Seitentext |
Die Anordnung der aufschiebenden Wirkung nach § 86b Abs. 1 S. 1 Nr. 2 SGG ist nicht geboten, weil die insoweit erforderliche Abwägung zwischen dem Aussetzungsinteresse der Antragstellerin und dem Vollzugsinteresse des Antragsgegners (zu Letzterem Beschl. des Senats v. 26.04.2010 - L 19 AS 140/10 B ER; Düring in Jansen, Kommentar zum SGG, 3. Aufl., § 86b Rn. 12; Keller in Meyer-Ladewig/Keller/Leitherer, Kommentar zum SGG, 9. Aufl., § 86b Rn. 12f.) zugunsten von Letzterem ausgeht. Dabei ist auch zu berücksichtigen, dass der Gesetzgeber durch die Regelung des § 39 Nr. 1 SGB II generell dem Vollzugsinteresse den Vorrang eingeräumt hat, auch wenn dieser Umstand das Aussetzungsinteresse insbesondere bei besonders weitreichenden Folgen für den betroffenen Leistungsempfänger durch die Vollziehung nicht grundsätzlich zurücktreten lässt (BVerwG Beschl. v. 03.09.1997 - 11 VR 20/96 = NVwZ-RR 1998, 289, 290; Finkelnburg/Dombert/ Külpmann, Vorläufiger Rechtsschutz im Verwaltungsstreitverfahren, 5. Aufl., Rn. 983). Hier sind jedoch weder Rechtsfehler noch so schwerwiegenden Folgen durch die sofortige Vollziehung des angefochtenen Verwaltungsaktes feststellbar, wonach das Aussetzungsinteresse der Antragstellerin als vorrangig angesehen werden könnte.
Die Antragstellerin hatte kein durchsetzbares subjektives öffentliches Recht auf Vertragsverhandlungen über eine Eingliederungsvereinbarung vor Erlass des angefochtenen Verwaltungsaktes. Diesbezüglich nimmt der Senat auf die zutreffenden Ausführungen des SG im angefochtenen Beschluss Bezug.
Die Inhalte des angefochtenen Verwaltungsaktes begegnen bei der hier möglichen Prüfungsdichte ebenfalls keinen Bedenken. Da solche letztlich von der Klägerin auch nicht geltend gemacht werden, nimmt der Senat diesbezüglich auf seine Entscheidung vom 02.05.2011 - L 19 AS 344/11 B ER - zu einem vergleichbaren eine Eingliederungsvereinbarung ersetzenden Verwaltungsakt Bezug.

[Gespeicherte Dateneinträge]

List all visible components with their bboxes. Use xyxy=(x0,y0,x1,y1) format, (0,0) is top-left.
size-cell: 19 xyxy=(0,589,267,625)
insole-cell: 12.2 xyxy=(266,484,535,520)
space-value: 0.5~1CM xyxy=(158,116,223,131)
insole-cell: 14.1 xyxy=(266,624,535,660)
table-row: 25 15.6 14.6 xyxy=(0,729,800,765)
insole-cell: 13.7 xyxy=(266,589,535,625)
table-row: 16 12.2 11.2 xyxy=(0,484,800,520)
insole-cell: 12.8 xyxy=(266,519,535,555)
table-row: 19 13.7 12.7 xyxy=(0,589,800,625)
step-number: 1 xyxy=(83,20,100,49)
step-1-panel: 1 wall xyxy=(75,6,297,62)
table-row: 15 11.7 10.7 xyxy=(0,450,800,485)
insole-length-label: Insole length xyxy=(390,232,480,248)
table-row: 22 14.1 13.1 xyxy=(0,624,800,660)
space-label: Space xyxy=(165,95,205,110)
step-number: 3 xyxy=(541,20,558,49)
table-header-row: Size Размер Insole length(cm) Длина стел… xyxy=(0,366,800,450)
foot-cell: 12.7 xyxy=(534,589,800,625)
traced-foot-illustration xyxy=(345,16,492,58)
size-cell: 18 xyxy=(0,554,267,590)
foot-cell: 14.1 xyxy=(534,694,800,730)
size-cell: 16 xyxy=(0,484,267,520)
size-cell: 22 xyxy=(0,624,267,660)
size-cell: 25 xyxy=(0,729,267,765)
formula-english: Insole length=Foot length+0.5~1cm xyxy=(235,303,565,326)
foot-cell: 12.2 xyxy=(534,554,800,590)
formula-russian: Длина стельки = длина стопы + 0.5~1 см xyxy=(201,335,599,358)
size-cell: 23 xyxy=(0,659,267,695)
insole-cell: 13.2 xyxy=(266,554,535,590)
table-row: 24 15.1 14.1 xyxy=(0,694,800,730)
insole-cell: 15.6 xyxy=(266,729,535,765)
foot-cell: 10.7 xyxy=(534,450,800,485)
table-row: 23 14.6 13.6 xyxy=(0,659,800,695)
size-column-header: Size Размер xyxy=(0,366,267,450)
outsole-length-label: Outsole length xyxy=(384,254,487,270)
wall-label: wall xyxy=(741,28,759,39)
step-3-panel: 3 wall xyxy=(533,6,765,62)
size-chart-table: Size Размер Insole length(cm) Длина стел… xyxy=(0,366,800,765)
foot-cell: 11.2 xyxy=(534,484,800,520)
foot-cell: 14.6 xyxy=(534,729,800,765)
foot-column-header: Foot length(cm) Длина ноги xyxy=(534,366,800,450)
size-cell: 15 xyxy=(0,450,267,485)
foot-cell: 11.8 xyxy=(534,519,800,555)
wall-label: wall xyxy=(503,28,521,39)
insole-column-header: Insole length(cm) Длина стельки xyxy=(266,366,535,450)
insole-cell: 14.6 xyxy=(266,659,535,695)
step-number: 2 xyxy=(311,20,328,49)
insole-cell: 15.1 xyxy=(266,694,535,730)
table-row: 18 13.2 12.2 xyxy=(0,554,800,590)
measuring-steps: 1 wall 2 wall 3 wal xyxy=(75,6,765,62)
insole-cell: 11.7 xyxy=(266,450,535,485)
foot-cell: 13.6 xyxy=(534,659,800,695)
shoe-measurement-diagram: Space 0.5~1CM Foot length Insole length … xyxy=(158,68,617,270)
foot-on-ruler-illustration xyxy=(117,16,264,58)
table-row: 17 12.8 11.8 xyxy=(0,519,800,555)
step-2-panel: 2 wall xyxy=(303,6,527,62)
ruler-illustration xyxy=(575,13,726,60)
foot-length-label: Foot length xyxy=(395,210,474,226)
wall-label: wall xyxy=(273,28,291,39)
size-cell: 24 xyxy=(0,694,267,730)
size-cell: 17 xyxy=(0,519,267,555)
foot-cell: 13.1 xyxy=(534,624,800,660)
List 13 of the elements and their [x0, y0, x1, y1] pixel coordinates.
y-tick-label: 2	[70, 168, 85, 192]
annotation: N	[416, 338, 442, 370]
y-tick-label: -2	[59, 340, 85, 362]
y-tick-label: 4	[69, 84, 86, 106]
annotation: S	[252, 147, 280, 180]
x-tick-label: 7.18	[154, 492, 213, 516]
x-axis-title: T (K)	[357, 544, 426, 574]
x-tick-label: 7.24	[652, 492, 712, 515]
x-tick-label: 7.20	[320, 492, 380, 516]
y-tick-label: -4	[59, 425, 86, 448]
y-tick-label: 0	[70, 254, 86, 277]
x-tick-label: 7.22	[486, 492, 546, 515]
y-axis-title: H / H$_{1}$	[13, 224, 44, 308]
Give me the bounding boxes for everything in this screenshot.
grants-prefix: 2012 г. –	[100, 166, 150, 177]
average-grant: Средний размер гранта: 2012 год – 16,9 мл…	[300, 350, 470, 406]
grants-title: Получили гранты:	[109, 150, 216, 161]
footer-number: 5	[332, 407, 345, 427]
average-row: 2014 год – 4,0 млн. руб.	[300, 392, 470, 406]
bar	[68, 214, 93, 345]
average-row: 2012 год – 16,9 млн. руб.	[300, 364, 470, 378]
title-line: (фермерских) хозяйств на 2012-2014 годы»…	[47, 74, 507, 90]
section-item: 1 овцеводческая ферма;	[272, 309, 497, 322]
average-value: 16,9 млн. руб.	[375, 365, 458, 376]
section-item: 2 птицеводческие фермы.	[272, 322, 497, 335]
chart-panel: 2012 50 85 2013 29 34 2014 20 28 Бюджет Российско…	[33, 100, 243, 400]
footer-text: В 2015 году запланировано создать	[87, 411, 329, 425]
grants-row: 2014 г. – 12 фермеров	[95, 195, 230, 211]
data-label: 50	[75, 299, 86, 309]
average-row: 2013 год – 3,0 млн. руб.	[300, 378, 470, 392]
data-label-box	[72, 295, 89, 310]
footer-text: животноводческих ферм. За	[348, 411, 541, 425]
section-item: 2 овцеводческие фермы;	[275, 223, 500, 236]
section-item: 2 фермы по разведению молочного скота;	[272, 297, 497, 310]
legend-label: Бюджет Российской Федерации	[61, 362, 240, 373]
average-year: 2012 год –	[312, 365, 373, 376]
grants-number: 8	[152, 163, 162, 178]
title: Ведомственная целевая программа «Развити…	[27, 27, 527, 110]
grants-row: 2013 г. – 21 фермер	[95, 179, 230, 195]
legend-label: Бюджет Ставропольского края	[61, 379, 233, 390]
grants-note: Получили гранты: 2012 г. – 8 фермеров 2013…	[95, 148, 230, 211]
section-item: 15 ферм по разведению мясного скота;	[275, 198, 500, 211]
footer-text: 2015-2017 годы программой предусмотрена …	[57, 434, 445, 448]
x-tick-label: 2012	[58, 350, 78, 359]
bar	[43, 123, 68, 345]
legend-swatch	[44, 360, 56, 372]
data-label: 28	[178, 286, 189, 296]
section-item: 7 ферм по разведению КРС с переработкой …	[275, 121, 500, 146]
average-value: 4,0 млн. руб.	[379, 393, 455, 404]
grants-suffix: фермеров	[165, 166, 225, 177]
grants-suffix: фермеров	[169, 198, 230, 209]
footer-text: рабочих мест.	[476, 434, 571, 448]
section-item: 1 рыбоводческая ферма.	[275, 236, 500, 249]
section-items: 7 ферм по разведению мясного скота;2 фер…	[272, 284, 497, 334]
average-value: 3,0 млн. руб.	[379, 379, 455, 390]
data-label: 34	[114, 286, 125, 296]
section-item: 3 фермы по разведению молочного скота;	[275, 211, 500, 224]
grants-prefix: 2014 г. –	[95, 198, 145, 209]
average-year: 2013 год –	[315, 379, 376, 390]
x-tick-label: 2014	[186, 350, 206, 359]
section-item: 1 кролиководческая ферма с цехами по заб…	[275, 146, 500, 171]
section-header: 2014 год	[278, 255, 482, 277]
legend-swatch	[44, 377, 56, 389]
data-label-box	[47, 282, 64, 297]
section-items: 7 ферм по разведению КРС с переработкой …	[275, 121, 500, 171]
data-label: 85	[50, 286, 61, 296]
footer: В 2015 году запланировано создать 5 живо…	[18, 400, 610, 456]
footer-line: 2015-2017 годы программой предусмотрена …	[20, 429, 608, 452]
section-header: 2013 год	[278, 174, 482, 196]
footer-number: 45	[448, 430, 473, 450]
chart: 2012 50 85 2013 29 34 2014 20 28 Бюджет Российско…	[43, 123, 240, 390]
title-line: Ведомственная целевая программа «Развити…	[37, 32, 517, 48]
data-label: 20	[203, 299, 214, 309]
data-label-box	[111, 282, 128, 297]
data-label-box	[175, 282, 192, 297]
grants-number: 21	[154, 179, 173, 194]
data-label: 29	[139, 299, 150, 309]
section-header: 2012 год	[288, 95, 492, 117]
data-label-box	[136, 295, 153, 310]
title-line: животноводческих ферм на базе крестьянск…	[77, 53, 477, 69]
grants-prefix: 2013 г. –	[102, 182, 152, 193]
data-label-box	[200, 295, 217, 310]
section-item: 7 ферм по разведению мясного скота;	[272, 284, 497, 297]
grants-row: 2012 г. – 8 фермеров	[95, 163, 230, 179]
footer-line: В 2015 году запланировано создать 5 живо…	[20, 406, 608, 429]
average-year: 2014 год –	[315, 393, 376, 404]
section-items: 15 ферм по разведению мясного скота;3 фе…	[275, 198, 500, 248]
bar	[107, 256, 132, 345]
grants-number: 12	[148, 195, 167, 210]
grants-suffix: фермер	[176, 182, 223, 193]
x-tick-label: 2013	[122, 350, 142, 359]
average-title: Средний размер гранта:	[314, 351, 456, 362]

Aufgabenstellung |
[1] Warum nimmt der Senat im Beschlussauszug zur aufschiebenden Wirkung bei den Inhalten des angefochtenen Verwaltungsaktes auf seine Entscheidung vom 02.05.2011 Bezug? Antworte in ein bis drei Sätzen.
[2] Führe den Beschlussauszug zur aufschiebenden Wirkung im Anschluss an seinen letzten Satz weiter.

Lösungen |
[1] Der Senat verweist auf diese Entscheidung, weil Bedenken gegen die Inhalte des angefochtenen Verwaltungsaktes von der Klägerin letztlich nicht geltend gemacht werden. Die Entscheidung betraf einen vergleichbaren Verwaltungsakt, der eine Eingliederungsvereinbarung ersetzt.

[2]
Soweit die Antragstellerin schließlich auf ihren eingeschränkten Gesundheitszustand verweist, folgt hieraus ohne weiteres ein wichtiger Grund im Sinne des § 31 Abs. 1 SGB II, der sie von der Erfüllung der Pflichten aus dem Verwaltungsakt freistellt bzw. der Verhängung von Sanktionen wegen der Nichterfüllung dieser Pflichten entgegensteht, sodass aus der sofortigen Vollziehbarkeit des angegriffenen Verwaltungsaktes keine Rechtsnachteile drohen. Dies gilt insbesondere deshalb, weil der Antragsgegner darauf verwiesen hat, dass er derzeit im Hinblick auf die gesundheitlichen Beeinträchtigungen keine Vermittlungsversuche unternimmt und im Ergebnis damit auch keine entsprechenden Bemühungen von der Antragstellerin verlangt.
Die Beschwerde ist daher mit der auf einer entsprechenden Anwendung des § 193 SGG beruhenden Kostenentscheidung zurückzuweisen.
Aufgrund vorstehender Erwägungen hat das SG auch zu Recht Prozesskostenhilfe abgelehnt, weil der Antrag keine hinreichende Erfolgsaussicht im Sinne des § 73a Abs. 1 SGG in Verbindung mit § 114 Zivilprozessordnung (ZPO) geboten hat.
Auch die hiergegen gerichtete Beschwerde ist daher zurückzuweisen. Die Nichterstattungsfähigkeit der Kosten folgt insoweit auf einer entsprechenden Anwendung des § 127 Abs. 4 ZPO.
Mangels entsprechender Erfolgsaussichten des Beschwerdeverfahrens ist auch für dieses Prozesskostenhilfe abzulehnen.
Dieser Beschluss ist unanfechtbar (§ 177 SGG).